=== What you need to do ===
The complete listing should be restated exactly.
>> START The input
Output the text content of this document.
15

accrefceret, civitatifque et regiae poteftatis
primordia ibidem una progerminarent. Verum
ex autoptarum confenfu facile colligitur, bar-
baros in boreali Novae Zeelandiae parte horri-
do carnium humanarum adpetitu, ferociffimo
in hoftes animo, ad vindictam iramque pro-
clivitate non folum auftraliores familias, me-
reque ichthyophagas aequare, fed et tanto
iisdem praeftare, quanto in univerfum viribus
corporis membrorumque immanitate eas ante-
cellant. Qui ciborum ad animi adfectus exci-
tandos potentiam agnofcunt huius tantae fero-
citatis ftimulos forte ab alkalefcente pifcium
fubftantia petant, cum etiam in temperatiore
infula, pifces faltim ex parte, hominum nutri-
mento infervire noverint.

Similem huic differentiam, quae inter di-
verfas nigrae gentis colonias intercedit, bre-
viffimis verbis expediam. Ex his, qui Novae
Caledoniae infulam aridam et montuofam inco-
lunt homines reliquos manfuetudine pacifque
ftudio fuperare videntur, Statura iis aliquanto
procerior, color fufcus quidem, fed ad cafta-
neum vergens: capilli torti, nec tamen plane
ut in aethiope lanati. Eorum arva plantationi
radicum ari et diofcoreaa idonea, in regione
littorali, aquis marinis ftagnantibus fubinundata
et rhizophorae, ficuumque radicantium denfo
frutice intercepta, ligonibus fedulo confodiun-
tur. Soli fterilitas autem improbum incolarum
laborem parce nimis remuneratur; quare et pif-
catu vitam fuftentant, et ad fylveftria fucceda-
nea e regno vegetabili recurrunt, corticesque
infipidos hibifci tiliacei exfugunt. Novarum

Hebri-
>> END The input
=== Full answer ===
Output the text content of this document.
15

accrefceret, civitatifque et regiae poteftatis
primordia ibidem una progerminarent. Verum
ex autoptarum confenfu facile colligitur, bar-
baros in boreali Novae Zeelandiae parte horri-
do carnium humanarum adpetitu, ferociffimo
in hoftes animo, ad vindictam iramque pro-
clivitate non folum auftraliores familias, me-
reque ichthyophagas aequare, fed et tanto
iisdem praeftare, quanto in univerfum viribus
corporis membrorumque immanitate eas ante-
cellant. Qui ciborum ad animi adfectus exci-
tandos potentiam agnofcunt huius tantae fero-
citatis ftimulos forte ab alkalefcente pifcium
fubftantia petant, cum etiam in temperatiore
infula, pifces faltim ex parte, hominum nutri-
mento infervire noverint.

Similem huic differentiam, quae inter di-
verfas nigrae gentis colonias intercedit, bre-
viffimis verbis expediam. Ex his, qui Novae
Caledoniae infulam aridam et montuofam inco-
lunt homines reliquos manfuetudine pacifque
ftudio fuperare videntur, Statura iis aliquanto
procerior, color fufcus quidem, fed ad cafta-
neum vergens: capilli torti, nec tamen plane
ut in aethiope lanati. Eorum arva plantationi
radicum ari et diofcoreaa idonea, in regione
littorali, aquis marinis ftagnantibus fubinundata
et rhizophorae, ficuumque radicantium denfo
frutice intercepta, ligonibus fedulo confodiun-
tur. Soli fterilitas autem improbum incolarum
laborem parce nimis remuneratur; quare et pif-
catu vitam fuftentant, et ad fylveftria fucceda-
nea e regno vegetabili recurrunt, corticesque
infipidos hibifci tiliacei exfugunt. Novarum

Hebri-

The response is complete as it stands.